## DIRECTIONS FOR THIS TASK
Report, as a bare number, how many lines hold "EXPERIENCES".

(Data entries)
---

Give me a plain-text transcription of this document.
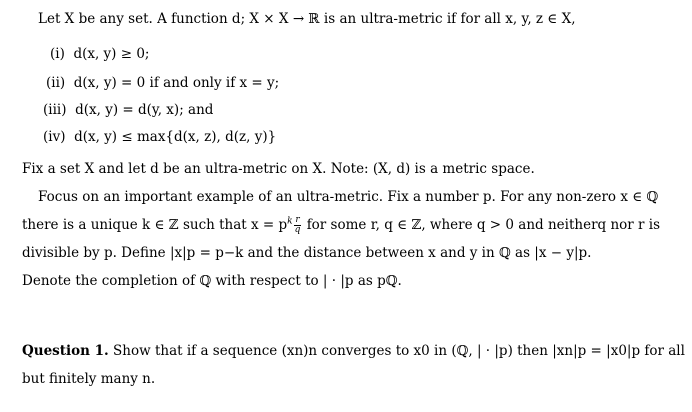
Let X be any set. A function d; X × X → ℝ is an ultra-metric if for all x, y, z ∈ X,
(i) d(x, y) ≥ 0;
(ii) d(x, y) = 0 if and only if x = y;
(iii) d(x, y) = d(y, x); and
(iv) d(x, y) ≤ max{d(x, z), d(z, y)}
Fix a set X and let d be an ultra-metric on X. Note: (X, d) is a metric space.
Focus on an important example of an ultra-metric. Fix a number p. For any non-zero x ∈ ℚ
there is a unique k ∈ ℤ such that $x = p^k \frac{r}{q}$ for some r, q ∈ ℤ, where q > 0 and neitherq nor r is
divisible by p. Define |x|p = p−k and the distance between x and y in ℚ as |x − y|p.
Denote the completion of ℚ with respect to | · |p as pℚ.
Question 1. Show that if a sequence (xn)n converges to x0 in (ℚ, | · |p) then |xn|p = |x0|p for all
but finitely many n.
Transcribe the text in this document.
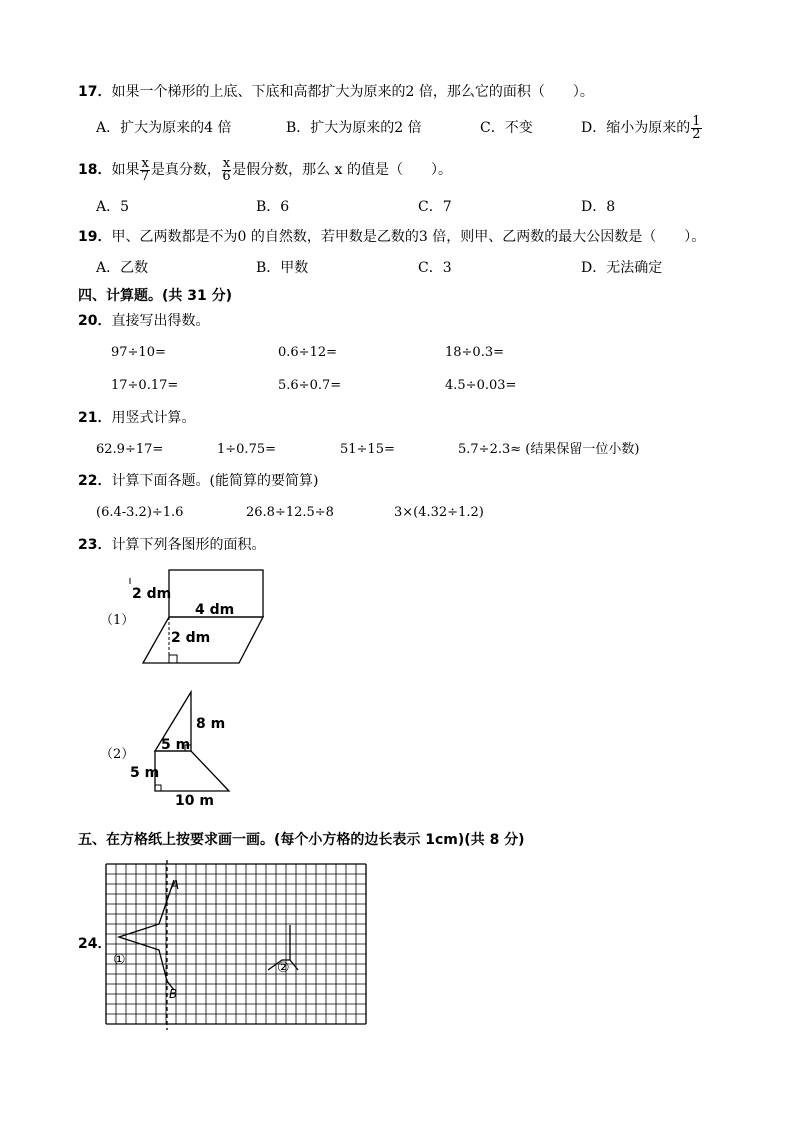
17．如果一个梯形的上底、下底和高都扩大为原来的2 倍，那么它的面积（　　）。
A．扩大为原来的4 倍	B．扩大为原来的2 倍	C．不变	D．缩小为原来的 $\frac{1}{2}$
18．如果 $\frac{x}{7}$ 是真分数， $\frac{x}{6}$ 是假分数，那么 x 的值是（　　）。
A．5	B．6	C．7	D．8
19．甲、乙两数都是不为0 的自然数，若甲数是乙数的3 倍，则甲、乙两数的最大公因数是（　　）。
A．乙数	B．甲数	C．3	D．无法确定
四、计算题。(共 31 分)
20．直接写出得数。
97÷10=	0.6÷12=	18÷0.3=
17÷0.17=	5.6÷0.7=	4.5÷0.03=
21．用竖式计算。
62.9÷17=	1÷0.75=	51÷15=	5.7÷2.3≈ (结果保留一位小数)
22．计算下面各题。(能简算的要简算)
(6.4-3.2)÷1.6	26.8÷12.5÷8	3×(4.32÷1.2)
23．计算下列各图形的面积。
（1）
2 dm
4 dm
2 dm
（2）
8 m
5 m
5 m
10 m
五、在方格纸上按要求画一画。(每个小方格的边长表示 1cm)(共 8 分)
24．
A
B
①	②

---

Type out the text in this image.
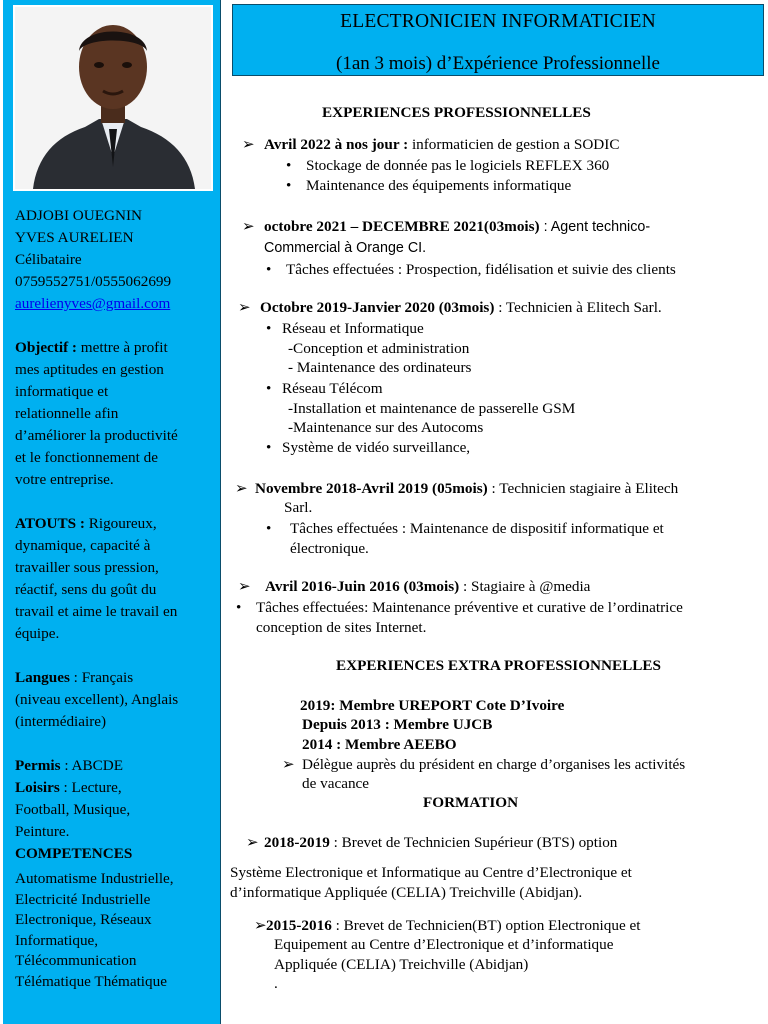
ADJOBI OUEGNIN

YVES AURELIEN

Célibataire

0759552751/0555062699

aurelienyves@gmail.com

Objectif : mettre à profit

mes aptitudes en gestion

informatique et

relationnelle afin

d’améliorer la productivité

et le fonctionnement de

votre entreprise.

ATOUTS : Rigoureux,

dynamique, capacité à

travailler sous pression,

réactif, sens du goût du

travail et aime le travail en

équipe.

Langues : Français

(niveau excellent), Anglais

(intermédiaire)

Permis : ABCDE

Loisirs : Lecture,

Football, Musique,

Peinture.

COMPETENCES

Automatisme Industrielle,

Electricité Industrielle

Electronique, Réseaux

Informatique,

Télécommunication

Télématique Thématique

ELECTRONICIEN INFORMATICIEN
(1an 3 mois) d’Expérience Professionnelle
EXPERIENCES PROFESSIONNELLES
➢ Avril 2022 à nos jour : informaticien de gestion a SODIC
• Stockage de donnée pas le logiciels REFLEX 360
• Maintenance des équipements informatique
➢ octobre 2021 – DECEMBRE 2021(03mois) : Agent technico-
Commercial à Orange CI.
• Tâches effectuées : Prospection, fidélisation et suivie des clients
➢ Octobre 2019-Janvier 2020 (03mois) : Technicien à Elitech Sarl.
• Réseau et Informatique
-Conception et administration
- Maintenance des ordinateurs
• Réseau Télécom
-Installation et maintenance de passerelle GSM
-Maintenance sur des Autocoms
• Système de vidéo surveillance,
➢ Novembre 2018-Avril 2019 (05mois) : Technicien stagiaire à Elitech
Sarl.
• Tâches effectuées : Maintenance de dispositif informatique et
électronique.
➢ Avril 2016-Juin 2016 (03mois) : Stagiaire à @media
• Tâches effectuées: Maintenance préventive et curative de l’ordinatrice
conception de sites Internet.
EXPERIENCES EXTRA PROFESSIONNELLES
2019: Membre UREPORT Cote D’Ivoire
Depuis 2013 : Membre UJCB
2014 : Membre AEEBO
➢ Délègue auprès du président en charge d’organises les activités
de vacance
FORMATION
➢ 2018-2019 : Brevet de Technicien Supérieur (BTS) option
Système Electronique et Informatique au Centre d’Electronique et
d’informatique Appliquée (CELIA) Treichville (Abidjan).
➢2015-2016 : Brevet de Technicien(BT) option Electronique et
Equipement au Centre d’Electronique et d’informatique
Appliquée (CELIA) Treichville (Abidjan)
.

---

## EXERCISE RESULT
2